Task prompt
Please pull out every line of the material below and reproduce each one character for character, in the same order.
──────────
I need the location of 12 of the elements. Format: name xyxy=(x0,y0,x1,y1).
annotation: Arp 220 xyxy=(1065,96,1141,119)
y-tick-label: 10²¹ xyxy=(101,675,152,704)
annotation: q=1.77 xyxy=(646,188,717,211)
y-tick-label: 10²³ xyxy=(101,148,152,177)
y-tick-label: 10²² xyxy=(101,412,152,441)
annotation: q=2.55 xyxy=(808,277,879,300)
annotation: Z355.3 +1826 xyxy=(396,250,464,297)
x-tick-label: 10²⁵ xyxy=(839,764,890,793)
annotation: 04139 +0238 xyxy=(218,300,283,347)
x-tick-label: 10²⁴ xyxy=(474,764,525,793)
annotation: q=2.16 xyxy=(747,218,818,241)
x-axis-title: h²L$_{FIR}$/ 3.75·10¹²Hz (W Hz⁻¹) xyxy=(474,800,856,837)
──────────
Result below
I need the location of 12 of the elements. Format: name xyxy=(x0,y0,x1,y1).
annotation: Arp 220 xyxy=(1065,96,1141,119)
y-tick-label: 10²¹ xyxy=(101,675,152,704)
annotation: q=1.77 xyxy=(646,188,717,211)
y-tick-label: 10²³ xyxy=(101,148,152,177)
y-tick-label: 10²² xyxy=(101,412,152,441)
annotation: q=2.55 xyxy=(808,277,879,300)
annotation: Z355.3 +1826 xyxy=(396,250,464,297)
x-tick-label: 10²⁵ xyxy=(839,764,890,793)
annotation: 04139 +0238 xyxy=(218,300,283,347)
x-tick-label: 10²⁴ xyxy=(474,764,525,793)
annotation: q=2.16 xyxy=(747,218,818,241)
x-axis-title: h²L$_{FIR}$/ 3.75·10¹²Hz (W Hz⁻¹) xyxy=(474,800,856,837)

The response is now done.